_Material for this task_.
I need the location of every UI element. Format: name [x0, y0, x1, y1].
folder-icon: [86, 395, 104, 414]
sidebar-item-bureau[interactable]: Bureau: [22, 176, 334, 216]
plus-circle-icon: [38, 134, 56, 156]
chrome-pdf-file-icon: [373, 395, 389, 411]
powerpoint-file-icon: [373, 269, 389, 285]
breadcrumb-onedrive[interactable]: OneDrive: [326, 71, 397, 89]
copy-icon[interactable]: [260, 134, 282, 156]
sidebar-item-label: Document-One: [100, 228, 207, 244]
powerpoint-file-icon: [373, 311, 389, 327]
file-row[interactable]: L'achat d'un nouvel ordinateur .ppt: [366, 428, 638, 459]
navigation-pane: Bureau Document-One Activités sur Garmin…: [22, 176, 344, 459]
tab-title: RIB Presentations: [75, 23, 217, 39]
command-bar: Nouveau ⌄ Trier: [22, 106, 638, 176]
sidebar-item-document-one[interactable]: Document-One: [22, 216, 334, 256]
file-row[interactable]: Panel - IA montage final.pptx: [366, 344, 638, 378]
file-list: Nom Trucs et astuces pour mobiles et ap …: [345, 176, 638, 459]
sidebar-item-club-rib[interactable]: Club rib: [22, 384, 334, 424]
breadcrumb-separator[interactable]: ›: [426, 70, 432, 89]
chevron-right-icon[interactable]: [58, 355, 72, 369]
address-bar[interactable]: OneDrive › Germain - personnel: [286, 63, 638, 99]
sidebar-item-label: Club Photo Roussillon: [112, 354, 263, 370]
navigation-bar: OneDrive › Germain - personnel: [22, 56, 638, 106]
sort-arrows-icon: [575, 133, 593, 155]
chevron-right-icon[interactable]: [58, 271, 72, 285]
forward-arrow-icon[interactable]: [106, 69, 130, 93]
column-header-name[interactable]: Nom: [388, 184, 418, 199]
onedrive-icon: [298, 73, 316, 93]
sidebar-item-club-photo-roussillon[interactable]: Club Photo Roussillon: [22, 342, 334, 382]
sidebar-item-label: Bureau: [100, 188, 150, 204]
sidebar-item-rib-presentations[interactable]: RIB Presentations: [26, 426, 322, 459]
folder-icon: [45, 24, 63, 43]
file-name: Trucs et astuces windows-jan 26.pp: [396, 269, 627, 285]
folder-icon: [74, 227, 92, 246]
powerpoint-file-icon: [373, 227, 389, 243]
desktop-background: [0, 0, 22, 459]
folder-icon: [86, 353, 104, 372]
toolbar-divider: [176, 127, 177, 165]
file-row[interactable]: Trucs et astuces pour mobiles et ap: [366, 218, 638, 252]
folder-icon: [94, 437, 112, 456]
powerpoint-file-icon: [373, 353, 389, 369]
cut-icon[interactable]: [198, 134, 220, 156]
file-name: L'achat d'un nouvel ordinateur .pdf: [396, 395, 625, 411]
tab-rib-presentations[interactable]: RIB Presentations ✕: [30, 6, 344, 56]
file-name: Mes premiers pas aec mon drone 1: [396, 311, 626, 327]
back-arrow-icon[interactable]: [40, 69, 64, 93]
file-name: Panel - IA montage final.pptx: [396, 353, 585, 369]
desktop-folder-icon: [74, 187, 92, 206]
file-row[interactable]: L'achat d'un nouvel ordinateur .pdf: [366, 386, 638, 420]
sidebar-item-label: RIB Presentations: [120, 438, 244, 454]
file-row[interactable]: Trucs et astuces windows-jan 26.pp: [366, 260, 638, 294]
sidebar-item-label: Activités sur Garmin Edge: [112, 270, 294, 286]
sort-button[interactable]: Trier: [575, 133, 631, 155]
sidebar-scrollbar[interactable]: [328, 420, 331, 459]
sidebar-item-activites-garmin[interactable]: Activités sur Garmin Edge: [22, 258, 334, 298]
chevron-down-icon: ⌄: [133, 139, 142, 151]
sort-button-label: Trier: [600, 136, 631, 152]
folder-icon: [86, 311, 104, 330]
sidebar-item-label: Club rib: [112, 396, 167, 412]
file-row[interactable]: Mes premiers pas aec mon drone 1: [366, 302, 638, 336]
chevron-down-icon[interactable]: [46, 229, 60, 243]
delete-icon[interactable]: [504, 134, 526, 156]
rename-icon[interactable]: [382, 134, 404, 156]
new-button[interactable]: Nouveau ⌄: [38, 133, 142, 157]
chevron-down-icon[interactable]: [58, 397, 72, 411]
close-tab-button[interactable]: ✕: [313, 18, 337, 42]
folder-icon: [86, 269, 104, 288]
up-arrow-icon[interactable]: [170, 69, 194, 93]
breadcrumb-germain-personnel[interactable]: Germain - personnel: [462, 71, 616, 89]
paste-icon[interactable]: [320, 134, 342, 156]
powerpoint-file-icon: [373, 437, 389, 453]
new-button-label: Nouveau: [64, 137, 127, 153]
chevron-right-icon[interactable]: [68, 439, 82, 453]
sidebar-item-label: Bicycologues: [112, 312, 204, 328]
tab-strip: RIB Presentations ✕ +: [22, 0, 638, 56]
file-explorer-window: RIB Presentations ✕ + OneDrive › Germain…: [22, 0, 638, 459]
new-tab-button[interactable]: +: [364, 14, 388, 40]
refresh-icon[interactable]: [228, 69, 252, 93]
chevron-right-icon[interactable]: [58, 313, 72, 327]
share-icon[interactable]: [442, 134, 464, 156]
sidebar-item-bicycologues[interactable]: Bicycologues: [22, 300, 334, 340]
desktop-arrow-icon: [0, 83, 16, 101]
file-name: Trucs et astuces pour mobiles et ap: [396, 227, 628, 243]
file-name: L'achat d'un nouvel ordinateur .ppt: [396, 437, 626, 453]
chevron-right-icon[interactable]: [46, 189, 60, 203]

_Aim of the exercise_. Retype the material from its first line through the line containing "folder-icon: [45, 24, 63, 43]", including that line, and keep every character unchanged.

_Task answer_.
I need the location of every UI element. Format: name [x0, y0, x1, y1].
folder-icon: [86, 395, 104, 414]
sidebar-item-bureau[interactable]: Bureau: [22, 176, 334, 216]
plus-circle-icon: [38, 134, 56, 156]
chrome-pdf-file-icon: [373, 395, 389, 411]
powerpoint-file-icon: [373, 269, 389, 285]
breadcrumb-onedrive[interactable]: OneDrive: [326, 71, 397, 89]
copy-icon[interactable]: [260, 134, 282, 156]
sidebar-item-label: Document-One: [100, 228, 207, 244]
powerpoint-file-icon: [373, 311, 389, 327]
file-row[interactable]: L'achat d'un nouvel ordinateur .ppt: [366, 428, 638, 459]
navigation-pane: Bureau Document-One Activités sur Garmin…: [22, 176, 344, 459]
tab-title: RIB Presentations: [75, 23, 217, 39]
command-bar: Nouveau ⌄ Trier: [22, 106, 638, 176]
sidebar-item-document-one[interactable]: Document-One: [22, 216, 334, 256]
file-row[interactable]: Panel - IA montage final.pptx: [366, 344, 638, 378]
file-list: Nom Trucs et astuces pour mobiles et ap …: [345, 176, 638, 459]
sidebar-item-club-rib[interactable]: Club rib: [22, 384, 334, 424]
breadcrumb-separator[interactable]: ›: [426, 70, 432, 89]
chevron-right-icon[interactable]: [58, 355, 72, 369]
address-bar[interactable]: OneDrive › Germain - personnel: [286, 63, 638, 99]
sidebar-item-label: Club Photo Roussillon: [112, 354, 263, 370]
navigation-bar: OneDrive › Germain - personnel: [22, 56, 638, 106]
sort-arrows-icon: [575, 133, 593, 155]
chevron-right-icon[interactable]: [58, 271, 72, 285]
forward-arrow-icon[interactable]: [106, 69, 130, 93]
column-header-name[interactable]: Nom: [388, 184, 418, 199]
onedrive-icon: [298, 73, 316, 93]
sidebar-item-club-photo-roussillon[interactable]: Club Photo Roussillon: [22, 342, 334, 382]
sidebar-item-label: Bureau: [100, 188, 150, 204]
sidebar-item-rib-presentations[interactable]: RIB Presentations: [26, 426, 322, 459]
folder-icon: [45, 24, 63, 43]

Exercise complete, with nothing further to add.